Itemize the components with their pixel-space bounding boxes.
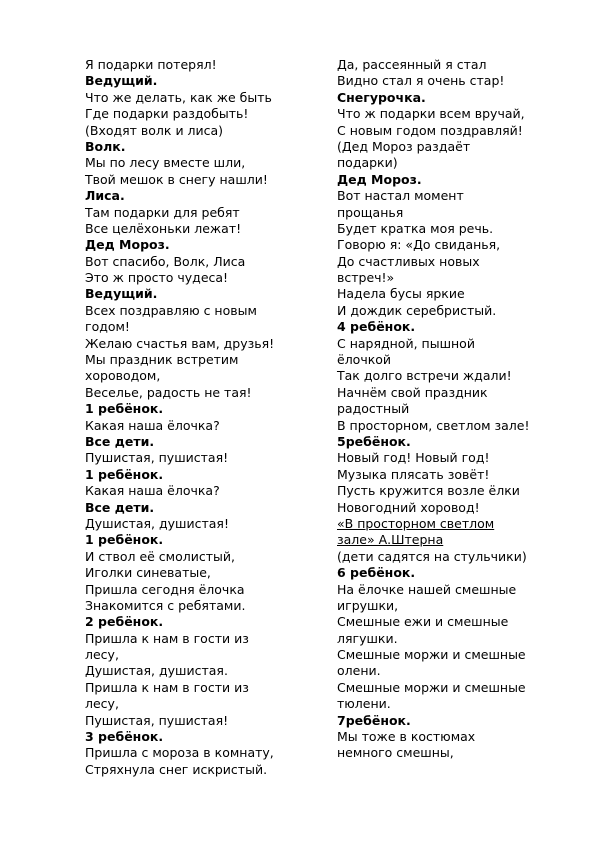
text-line: Мы праздник встретим [85,352,239,368]
text-line: Пушистая, пушистая! [85,712,229,728]
speaker-heading: 5ребёнок. [337,433,411,449]
text-line: Где подарки раздобыть! [85,106,249,122]
text-line: Что же делать, как же быть [85,89,272,105]
text-line: Так долго встречи ждали! [337,368,512,384]
text-line: тюлени. [337,696,391,712]
text-line: Будет кратка моя речь. [337,220,494,236]
text-line: Все целёхоньки лежат! [85,220,242,236]
text-line: Вот спасибо, Волк, Лиса [85,253,246,269]
text-line: Начнём свой праздник [337,384,488,400]
text-line: Вот настал момент [337,188,464,204]
text-line: Пришла к нам в гости из [85,679,249,695]
text-line: Желаю счастья вам, друзья! [85,335,275,351]
text-line: Пушистая, пушистая! [85,450,229,466]
text-line: С новым годом поздравляй! [337,122,523,138]
speaker-heading: 6 ребёнок. [337,565,416,581]
text-line: Смешные моржи и смешные [337,647,526,663]
text-line: немного смешны, [337,745,454,761]
text-line: Какая наша ёлочка? [85,483,220,499]
speaker-heading: 1 ребёнок. [85,466,164,482]
text-line: Новогодний хоровод! [337,499,480,515]
text-line: ёлочкой [337,352,392,368]
text-line: прощанья [337,204,404,220]
text-line: годом! [85,319,130,335]
text-line: Пришла с мороза в комнату, [85,745,274,761]
text-line: И дождик серебристый. [337,302,497,318]
text-line: В просторном, светлом зале! [337,417,530,433]
speaker-heading: Дед Мороз. [337,171,422,187]
text-line: Это ж просто чудеса! [85,270,229,286]
text-line: И ствол её смолистый, [85,548,235,564]
text-line: Видно стал я очень стар! [337,73,505,89]
text-line: Пришла к нам в гости из [85,630,249,646]
speaker-heading: Все дети. [85,433,155,449]
text-line: встреч!» [337,270,395,286]
speaker-heading: Ведущий. [85,73,158,89]
text-line: (дети садятся на стульчики) [337,548,527,564]
speaker-heading: 7ребёнок. [337,712,411,728]
text-line: Я подарки потерял! [85,57,217,72]
text-line: игрушки, [337,597,399,613]
text-line: олени. [337,663,381,679]
song-title-line: зале» А.Штерна [337,532,444,548]
text-line: Говорю я: «До свиданья, [337,237,501,253]
text-line: Иголки синеватые, [85,565,211,581]
text-line: Надела бусы яркие [337,286,465,302]
speaker-heading: 1 ребёнок. [85,401,164,417]
text-line: (Входят волк и лиса) [85,122,224,138]
speaker-heading: 4 ребёнок. [337,319,416,335]
text-line: Стряхнула снег искристый. [85,761,268,777]
speaker-heading: Ведущий. [85,286,158,302]
text-line: хороводом, [85,368,161,384]
speaker-heading: 2 ребёнок. [85,614,164,630]
text-column-right [337,57,587,762]
text-line: Мы по лесу вместе шли, [85,155,246,171]
speaker-heading: Лиса. [85,188,125,204]
text-line: С нарядной, пышной [337,335,475,351]
text-line: подарки) [337,155,398,171]
text-line: Смешные моржи и смешные [337,679,526,695]
text-line: Веселье, радость не тая! [85,384,252,400]
text-line: До счастливых новых [337,253,480,269]
text-line: Пришла сегодня ёлочка [85,581,245,597]
text-line: (Дед Мороз раздаёт [337,138,471,154]
text-line: Да, рассеянный я стал [337,57,487,72]
text-line: лесу, [85,647,119,663]
text-line: лягушки. [337,630,398,646]
text-line: радостный [337,401,410,417]
speaker-heading: Снегурочка. [337,89,426,105]
text-line: Твой мешок в снегу нашли! [85,171,268,187]
speaker-heading: Волк. [85,138,126,154]
song-title-line: «В просторном светлом [337,515,495,531]
text-line: Музыка плясать зовёт! [337,466,490,482]
speaker-heading: Дед Мороз. [85,237,170,253]
text-line: Смешные ежи и смешные [337,614,509,630]
speaker-heading: Все дети. [85,499,155,515]
text-line: Новый год! Новый год! [337,450,490,466]
text-line: Мы тоже в костюмах [337,729,476,745]
text-line: Что ж подарки всем вручай, [337,106,525,122]
text-line: На ёлочке нашей смешные [337,581,517,597]
speaker-heading: 1 ребёнок. [85,532,164,548]
text-line: Какая наша ёлочка? [85,417,220,433]
text-column-left [85,57,313,778]
text-line: Всех поздравляю с новым [85,302,257,318]
text-line: Знакомится с ребятами. [85,597,246,613]
text-line: Душистая, душистая. [85,663,228,679]
text-line: Там подарки для ребят [85,204,240,220]
text-line: лесу, [85,696,119,712]
speaker-heading: 3 ребёнок. [85,729,164,745]
text-line: Пусть кружится возле ёлки [337,483,520,499]
text-line: Душистая, душистая! [85,515,229,531]
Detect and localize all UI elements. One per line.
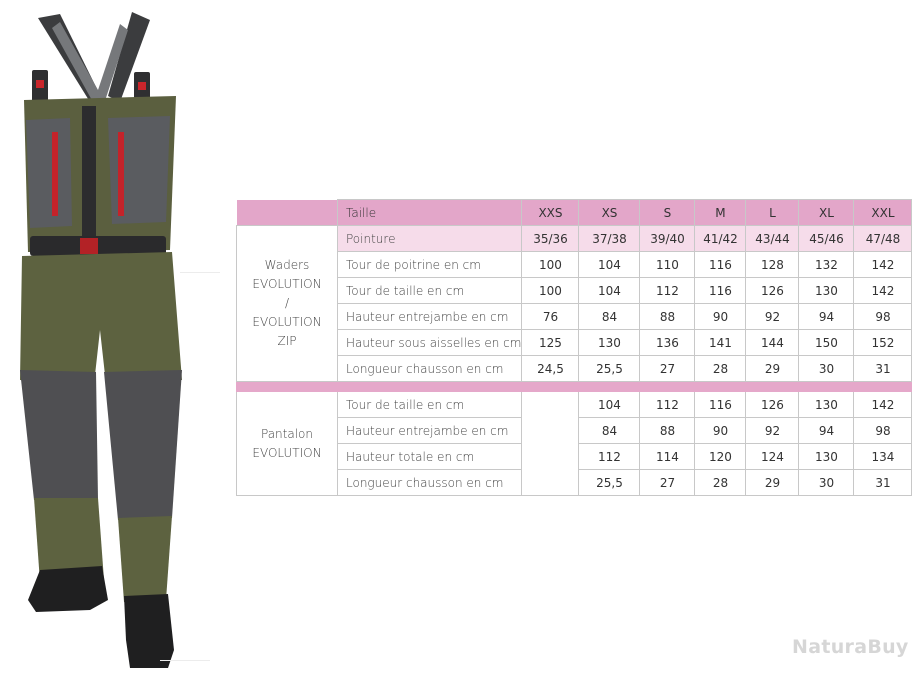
cell-value: 104 [579,392,640,418]
cell-value: 31 [854,356,912,382]
cell-value: 29 [746,470,799,496]
cell-value: 144 [746,330,799,356]
size-header-xxl: XXL [854,200,912,226]
cell-value: 27 [640,470,695,496]
cell-value: 94 [799,304,854,330]
cell-value: 25,5 [579,470,640,496]
pantalon-title-line: EVOLUTION [252,445,322,460]
cell-value: 136 [640,330,695,356]
cell-value: 104 [579,252,640,278]
watermark-line [180,272,220,273]
cell-value: 104 [579,278,640,304]
size-header-label: Taille [338,200,522,226]
corner-cell [237,200,338,226]
size-header-xl: XL [799,200,854,226]
cell-value: 116 [695,278,746,304]
pantalon-title-line: Pantalon [261,426,313,441]
cell-value: 141 [695,330,746,356]
row-label: Longueur chausson en cm [338,470,522,496]
cell-value: 39/40 [640,226,695,252]
cell-value: 31 [854,470,912,496]
cell-value: 130 [799,444,854,470]
row-label: Longueur chausson en cm [338,356,522,382]
cell-value: 130 [579,330,640,356]
cell-value: 98 [854,418,912,444]
cell-value: 128 [746,252,799,278]
cell-value: 98 [854,304,912,330]
cell-value: 100 [522,278,579,304]
pantalon-group-label [237,392,338,496]
table-row [237,330,912,356]
cell-value: 150 [799,330,854,356]
cell-value: 76 [522,304,579,330]
waders-title-line: EVOLUTION [252,315,322,329]
table-row [237,356,912,382]
size-header-m: M [695,200,746,226]
cell-value: 90 [695,418,746,444]
cell-value: 132 [799,252,854,278]
row-label: Hauteur entrejambe en cm [338,304,522,330]
cell-value: 41/42 [695,226,746,252]
waders-title-line: Waders [264,258,310,272]
cell-value: 30 [799,470,854,496]
cell-value: 24,5 [522,356,579,382]
cell-value: 130 [799,392,854,418]
cell-value: 152 [854,330,912,356]
cell-value: 126 [746,392,799,418]
cell-value: 112 [640,278,695,304]
cell-value: 90 [695,304,746,330]
cell-value: 37/38 [579,226,640,252]
waders-title-line: / [284,296,290,310]
row-label: Hauteur totale en cm [338,444,522,470]
row-label: Pointure [338,226,522,252]
table-row [237,278,912,304]
cell-value: 29 [746,356,799,382]
cell-value: 124 [746,444,799,470]
waders-title-line: ZIP [277,334,297,348]
cell-value: 126 [746,278,799,304]
section-divider [237,382,912,392]
cell-value: 28 [695,470,746,496]
size-header-s: S [640,200,695,226]
cell-value: 92 [746,418,799,444]
cell-value: 130 [799,278,854,304]
cell-value: 88 [640,418,695,444]
cell-value: 28 [695,356,746,382]
size-header-row [237,200,912,226]
row-label: Tour de taille en cm [338,392,522,418]
table-row [237,304,912,330]
row-label: Tour de poitrine en cm [338,252,522,278]
cell-value: 43/44 [746,226,799,252]
size-header-l: L [746,200,799,226]
naturabuy-watermark-logo: NaturaBuy [792,636,909,658]
section-divider-bar [237,382,912,392]
empty-xxs-cell [522,392,579,496]
row-label: Hauteur entrejambe en cm [338,418,522,444]
cell-value: 84 [579,304,640,330]
table-row [237,252,912,278]
cell-value: 92 [746,304,799,330]
table-row [237,392,912,418]
table-row [237,226,912,252]
cell-value: 116 [695,392,746,418]
cell-value: 110 [640,252,695,278]
cell-value: 134 [854,444,912,470]
cell-value: 88 [640,304,695,330]
size-header-xs: XS [579,200,640,226]
row-label: Tour de taille en cm [338,278,522,304]
row-label: Hauteur sous aisselles en cm [338,330,522,356]
size-header-xxs: XXS [522,200,579,226]
cell-value: 27 [640,356,695,382]
cell-value: 112 [579,444,640,470]
cell-value: 47/48 [854,226,912,252]
cell-value: 142 [854,252,912,278]
cell-value: 94 [799,418,854,444]
cell-value: 114 [640,444,695,470]
watermark-line [160,660,210,661]
cell-value: 45/46 [799,226,854,252]
cell-value: 30 [799,356,854,382]
cell-value: 116 [695,252,746,278]
cell-value: 100 [522,252,579,278]
waders-product-image [0,0,220,674]
waders-group-label [237,226,338,382]
cell-value: 25,5 [579,356,640,382]
cell-value: 84 [579,418,640,444]
cell-value: 112 [640,392,695,418]
cell-value: 142 [854,392,912,418]
cell-value: 142 [854,278,912,304]
size-chart-table [236,199,912,496]
cell-value: 35/36 [522,226,579,252]
cell-value: 120 [695,444,746,470]
waders-title-line: EVOLUTION [252,277,322,291]
cell-value: 125 [522,330,579,356]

-*-

**WORK REQUIRED**.
Please convert the records starting with the line that contains "cell-value: 104 [579,392,640,418]" and going on through the line that contains "corner-cell [237,200,338,226]" into a JSON list of strings, one string per line, with blank lines left out.

**PROBLEM SOLUTION**.
[
  "cell-value: 104 [579,392,640,418]",
  "cell-value: 31 [854,356,912,382]",
  "cell-value: 29 [746,470,799,496]",
  "cell-value: 144 [746,330,799,356]",
  "size-header-xxl: XXL [854,200,912,226]",
  "cell-value: 27 [640,470,695,496]",
  "cell-value: 94 [799,304,854,330]",
  "cell-value: 25,5 [579,470,640,496]",
  "pantalon-title-line: EVOLUTION [252,445,322,460]",
  "cell-value: 136 [640,330,695,356]",
  "cell-value: 104 [579,252,640,278]",
  "watermark-line [180,272,220,273]",
  "cell-value: 104 [579,278,640,304]",
  "size-header-label: Taille [338,200,522,226]",
  "corner-cell [237,200,338,226]"
]